* _GIVEN REQUEST_
Write out all the material exactly. Leave nothing out.

* _DATA TO PROCESS_
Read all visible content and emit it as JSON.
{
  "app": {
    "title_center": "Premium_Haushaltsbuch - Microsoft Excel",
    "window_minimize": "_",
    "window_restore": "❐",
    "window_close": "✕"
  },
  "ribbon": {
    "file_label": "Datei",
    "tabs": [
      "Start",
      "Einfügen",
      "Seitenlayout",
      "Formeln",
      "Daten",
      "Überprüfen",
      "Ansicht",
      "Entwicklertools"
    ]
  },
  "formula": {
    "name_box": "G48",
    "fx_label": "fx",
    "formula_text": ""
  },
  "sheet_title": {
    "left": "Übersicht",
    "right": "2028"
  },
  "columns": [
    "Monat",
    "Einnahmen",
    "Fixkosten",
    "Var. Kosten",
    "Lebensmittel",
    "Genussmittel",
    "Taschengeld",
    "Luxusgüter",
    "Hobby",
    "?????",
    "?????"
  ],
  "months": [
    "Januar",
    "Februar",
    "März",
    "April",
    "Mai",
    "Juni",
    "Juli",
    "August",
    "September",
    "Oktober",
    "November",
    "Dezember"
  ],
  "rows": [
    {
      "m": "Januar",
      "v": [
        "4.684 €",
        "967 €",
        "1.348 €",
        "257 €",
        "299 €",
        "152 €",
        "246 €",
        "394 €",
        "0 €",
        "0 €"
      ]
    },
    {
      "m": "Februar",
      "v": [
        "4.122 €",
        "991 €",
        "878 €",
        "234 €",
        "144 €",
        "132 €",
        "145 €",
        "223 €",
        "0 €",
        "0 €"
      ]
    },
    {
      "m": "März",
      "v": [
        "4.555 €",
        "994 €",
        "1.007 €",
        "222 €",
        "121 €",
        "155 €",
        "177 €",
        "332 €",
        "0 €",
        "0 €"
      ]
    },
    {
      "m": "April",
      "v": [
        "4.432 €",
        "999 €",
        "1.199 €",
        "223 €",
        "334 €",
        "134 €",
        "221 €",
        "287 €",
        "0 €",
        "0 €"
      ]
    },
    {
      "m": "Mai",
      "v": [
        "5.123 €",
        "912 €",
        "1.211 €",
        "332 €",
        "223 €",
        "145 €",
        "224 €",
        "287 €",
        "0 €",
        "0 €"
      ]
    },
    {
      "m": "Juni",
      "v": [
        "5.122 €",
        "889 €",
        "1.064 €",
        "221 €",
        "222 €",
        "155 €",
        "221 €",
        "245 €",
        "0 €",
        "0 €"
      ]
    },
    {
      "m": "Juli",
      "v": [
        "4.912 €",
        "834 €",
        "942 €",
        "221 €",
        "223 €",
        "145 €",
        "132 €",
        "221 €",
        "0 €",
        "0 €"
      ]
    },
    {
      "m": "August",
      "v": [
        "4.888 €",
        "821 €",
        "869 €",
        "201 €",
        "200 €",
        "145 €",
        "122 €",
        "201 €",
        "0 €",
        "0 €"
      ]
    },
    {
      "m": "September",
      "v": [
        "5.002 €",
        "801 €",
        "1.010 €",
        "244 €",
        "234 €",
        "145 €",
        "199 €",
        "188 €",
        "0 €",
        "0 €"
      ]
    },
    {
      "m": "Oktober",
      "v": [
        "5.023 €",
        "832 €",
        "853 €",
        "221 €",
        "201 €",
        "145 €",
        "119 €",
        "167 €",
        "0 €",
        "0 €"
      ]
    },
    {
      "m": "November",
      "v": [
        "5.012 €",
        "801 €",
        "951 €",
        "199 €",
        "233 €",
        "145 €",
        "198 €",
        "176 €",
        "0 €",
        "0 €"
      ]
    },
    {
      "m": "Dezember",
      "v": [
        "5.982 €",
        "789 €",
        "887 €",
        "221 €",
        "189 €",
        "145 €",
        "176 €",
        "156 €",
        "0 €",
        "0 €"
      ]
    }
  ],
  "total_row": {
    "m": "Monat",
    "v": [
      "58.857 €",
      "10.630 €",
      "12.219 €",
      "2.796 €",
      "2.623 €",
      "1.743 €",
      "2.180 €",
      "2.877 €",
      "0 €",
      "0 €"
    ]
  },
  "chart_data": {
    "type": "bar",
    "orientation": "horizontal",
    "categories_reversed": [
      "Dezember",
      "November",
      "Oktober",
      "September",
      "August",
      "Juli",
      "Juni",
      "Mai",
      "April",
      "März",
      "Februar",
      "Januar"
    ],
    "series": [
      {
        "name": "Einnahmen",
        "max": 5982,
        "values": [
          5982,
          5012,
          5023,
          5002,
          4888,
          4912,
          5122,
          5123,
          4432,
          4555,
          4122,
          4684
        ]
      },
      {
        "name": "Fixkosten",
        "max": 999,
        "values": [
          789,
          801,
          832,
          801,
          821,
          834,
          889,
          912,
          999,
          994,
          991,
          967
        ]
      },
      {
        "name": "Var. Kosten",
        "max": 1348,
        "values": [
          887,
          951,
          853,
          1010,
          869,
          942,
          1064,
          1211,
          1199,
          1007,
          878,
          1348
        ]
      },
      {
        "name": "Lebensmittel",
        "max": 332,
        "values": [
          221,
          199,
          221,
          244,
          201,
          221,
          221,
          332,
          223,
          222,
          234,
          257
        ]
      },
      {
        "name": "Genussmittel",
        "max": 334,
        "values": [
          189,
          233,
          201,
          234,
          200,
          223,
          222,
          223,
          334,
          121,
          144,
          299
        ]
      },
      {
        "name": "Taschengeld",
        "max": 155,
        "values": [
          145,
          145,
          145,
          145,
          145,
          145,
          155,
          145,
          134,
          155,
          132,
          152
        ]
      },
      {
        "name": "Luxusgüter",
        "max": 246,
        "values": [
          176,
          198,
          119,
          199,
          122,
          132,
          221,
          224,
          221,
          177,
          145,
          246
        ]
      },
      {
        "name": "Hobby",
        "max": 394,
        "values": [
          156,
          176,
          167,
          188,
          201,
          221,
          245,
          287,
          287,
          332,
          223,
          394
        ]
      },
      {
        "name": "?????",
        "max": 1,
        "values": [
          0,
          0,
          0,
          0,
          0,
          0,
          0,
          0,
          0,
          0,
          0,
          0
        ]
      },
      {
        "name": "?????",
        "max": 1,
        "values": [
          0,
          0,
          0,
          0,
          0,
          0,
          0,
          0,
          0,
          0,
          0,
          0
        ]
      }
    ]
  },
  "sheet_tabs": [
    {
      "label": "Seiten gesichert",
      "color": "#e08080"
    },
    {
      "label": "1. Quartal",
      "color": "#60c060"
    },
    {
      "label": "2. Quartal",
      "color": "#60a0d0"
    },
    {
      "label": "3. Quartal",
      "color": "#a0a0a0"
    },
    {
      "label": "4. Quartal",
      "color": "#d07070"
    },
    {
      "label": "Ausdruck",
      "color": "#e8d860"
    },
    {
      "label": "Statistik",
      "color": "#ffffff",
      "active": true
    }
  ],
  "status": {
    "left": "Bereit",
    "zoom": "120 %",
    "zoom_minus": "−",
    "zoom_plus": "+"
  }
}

* _RESULT_
Read all visible content and emit it as JSON.
{
  "app": {
    "title_center": "Premium_Haushaltsbuch - Microsoft Excel",
    "window_minimize": "_",
    "window_restore": "❐",
    "window_close": "✕"
  },
  "ribbon": {
    "file_label": "Datei",
    "tabs": [
      "Start",
      "Einfügen",
      "Seitenlayout",
      "Formeln",
      "Daten",
      "Überprüfen",
      "Ansicht",
      "Entwicklertools"
    ]
  },
  "formula": {
    "name_box": "G48",
    "fx_label": "fx",
    "formula_text": ""
  },
  "sheet_title": {
    "left": "Übersicht",
    "right": "2028"
  },
  "columns": [
    "Monat",
    "Einnahmen",
    "Fixkosten",
    "Var. Kosten",
    "Lebensmittel",
    "Genussmittel",
    "Taschengeld",
    "Luxusgüter",
    "Hobby",
    "?????",
    "?????"
  ],
  "months": [
    "Januar",
    "Februar",
    "März",
    "April",
    "Mai",
    "Juni",
    "Juli",
    "August",
    "September",
    "Oktober",
    "November",
    "Dezember"
  ],
  "rows": [
    {
      "m": "Januar",
      "v": [
        "4.684 €",
        "967 €",
        "1.348 €",
        "257 €",
        "299 €",
        "152 €",
        "246 €",
        "394 €",
        "0 €",
        "0 €"
      ]
    },
    {
      "m": "Februar",
      "v": [
        "4.122 €",
        "991 €",
        "878 €",
        "234 €",
        "144 €",
        "132 €",
        "145 €",
        "223 €",
        "0 €",
        "0 €"
      ]
    },
    {
      "m": "März",
      "v": [
        "4.555 €",
        "994 €",
        "1.007 €",
        "222 €",
        "121 €",
        "155 €",
        "177 €",
        "332 €",
        "0 €",
        "0 €"
      ]
    },
    {
      "m": "April",
      "v": [
        "4.432 €",
        "999 €",
        "1.199 €",
        "223 €",
        "334 €",
        "134 €",
        "221 €",
        "287 €",
        "0 €",
        "0 €"
      ]
    },
    {
      "m": "Mai",
      "v": [
        "5.123 €",
        "912 €",
        "1.211 €",
        "332 €",
        "223 €",
        "145 €",
        "224 €",
        "287 €",
        "0 €",
        "0 €"
      ]
    },
    {
      "m": "Juni",
      "v": [
        "5.122 €",
        "889 €",
        "1.064 €",
        "221 €",
        "222 €",
        "155 €",
        "221 €",
        "245 €",
        "0 €",
        "0 €"
      ]
    },
    {
      "m": "Juli",
      "v": [
        "4.912 €",
        "834 €",
        "942 €",
        "221 €",
        "223 €",
        "145 €",
        "132 €",
        "221 €",
        "0 €",
        "0 €"
      ]
    },
    {
      "m": "August",
      "v": [
        "4.888 €",
        "821 €",
        "869 €",
        "201 €",
        "200 €",
        "145 €",
        "122 €",
        "201 €",
        "0 €",
        "0 €"
      ]
    },
    {
      "m": "September",
      "v": [
        "5.002 €",
        "801 €",
        "1.010 €",
        "244 €",
        "234 €",
        "145 €",
        "199 €",
        "188 €",
        "0 €",
        "0 €"
      ]
    },
    {
      "m": "Oktober",
      "v": [
        "5.023 €",
        "832 €",
        "853 €",
        "221 €",
        "201 €",
        "145 €",
        "119 €",
        "167 €",
        "0 €",
        "0 €"
      ]
    },
    {
      "m": "November",
      "v": [
        "5.012 €",
        "801 €",
        "951 €",
        "199 €",
        "233 €",
        "145 €",
        "198 €",
        "176 €",
        "0 €",
        "0 €"
      ]
    },
    {
      "m": "Dezember",
      "v": [
        "5.982 €",
        "789 €",
        "887 €",
        "221 €",
        "189 €",
        "145 €",
        "176 €",
        "156 €",
        "0 €",
        "0 €"
      ]
    }
  ],
  "total_row": {
    "m": "Monat",
    "v": [
      "58.857 €",
      "10.630 €",
      "12.219 €",
      "2.796 €",
      "2.623 €",
      "1.743 €",
      "2.180 €",
      "2.877 €",
      "0 €",
      "0 €"
    ]
  },
  "chart_data": {
    "type": "bar",
    "orientation": "horizontal",
    "categories_reversed": [
      "Dezember",
      "November",
      "Oktober",
      "September",
      "August",
      "Juli",
      "Juni",
      "Mai",
      "April",
      "März",
      "Februar",
      "Januar"
    ],
    "series": [
      {
        "name": "Einnahmen",
        "max": 5982,
        "values": [
          5982,
          5012,
          5023,
          5002,
          4888,
          4912,
          5122,
          5123,
          4432,
          4555,
          4122,
          4684
        ]
      },
      {
        "name": "Fixkosten",
        "max": 999,
        "values": [
          789,
          801,
          832,
          801,
          821,
          834,
          889,
          912,
          999,
          994,
          991,
          967
        ]
      },
      {
        "name": "Var. Kosten",
        "max": 1348,
        "values": [
          887,
          951,
          853,
          1010,
          869,
          942,
          1064,
          1211,
          1199,
          1007,
          878,
          1348
        ]
      },
      {
        "name": "Lebensmittel",
        "max": 332,
        "values": [
          221,
          199,
          221,
          244,
          201,
          221,
          221,
          332,
          223,
          222,
          234,
          257
        ]
      },
      {
        "name": "Genussmittel",
        "max": 334,
        "values": [
          189,
          233,
          201,
          234,
          200,
          223,
          222,
          223,
          334,
          121,
          144,
          299
        ]
      },
      {
        "name": "Taschengeld",
        "max": 155,
        "values": [
          145,
          145,
          145,
          145,
          145,
          145,
          155,
          145,
          134,
          155,
          132,
          152
        ]
      },
      {
        "name": "Luxusgüter",
        "max": 246,
        "values": [
          176,
          198,
          119,
          199,
          122,
          132,
          221,
          224,
          221,
          177,
          145,
          246
        ]
      },
      {
        "name": "Hobby",
        "max": 394,
        "values": [
          156,
          176,
          167,
          188,
          201,
          221,
          245,
          287,
          287,
          332,
          223,
          394
        ]
      },
      {
        "name": "?????",
        "max": 1,
        "values": [
          0,
          0,
          0,
          0,
          0,
          0,
          0,
          0,
          0,
          0,
          0,
          0
        ]
      },
      {
        "name": "?????",
        "max": 1,
        "values": [
          0,
          0,
          0,
          0,
          0,
          0,
          0,
          0,
          0,
          0,
          0,
          0
        ]
      }
    ]
  },
  "sheet_tabs": [
    {
      "label": "Seiten gesichert",
      "color": "#e08080"
    },
    {
      "label": "1. Quartal",
      "color": "#60c060"
    },
    {
      "label": "2. Quartal",
      "color": "#60a0d0"
    },
    {
      "label": "3. Quartal",
      "color": "#a0a0a0"
    },
    {
      "label": "4. Quartal",
      "color": "#d07070"
    },
    {
      "label": "Ausdruck",
      "color": "#e8d860"
    },
    {
      "label": "Statistik",
      "color": "#ffffff",
      "active": true
    }
  ],
  "status": {
    "left": "Bereit",
    "zoom": "120 %",
    "zoom_minus": "−",
    "zoom_plus": "+"
  }
}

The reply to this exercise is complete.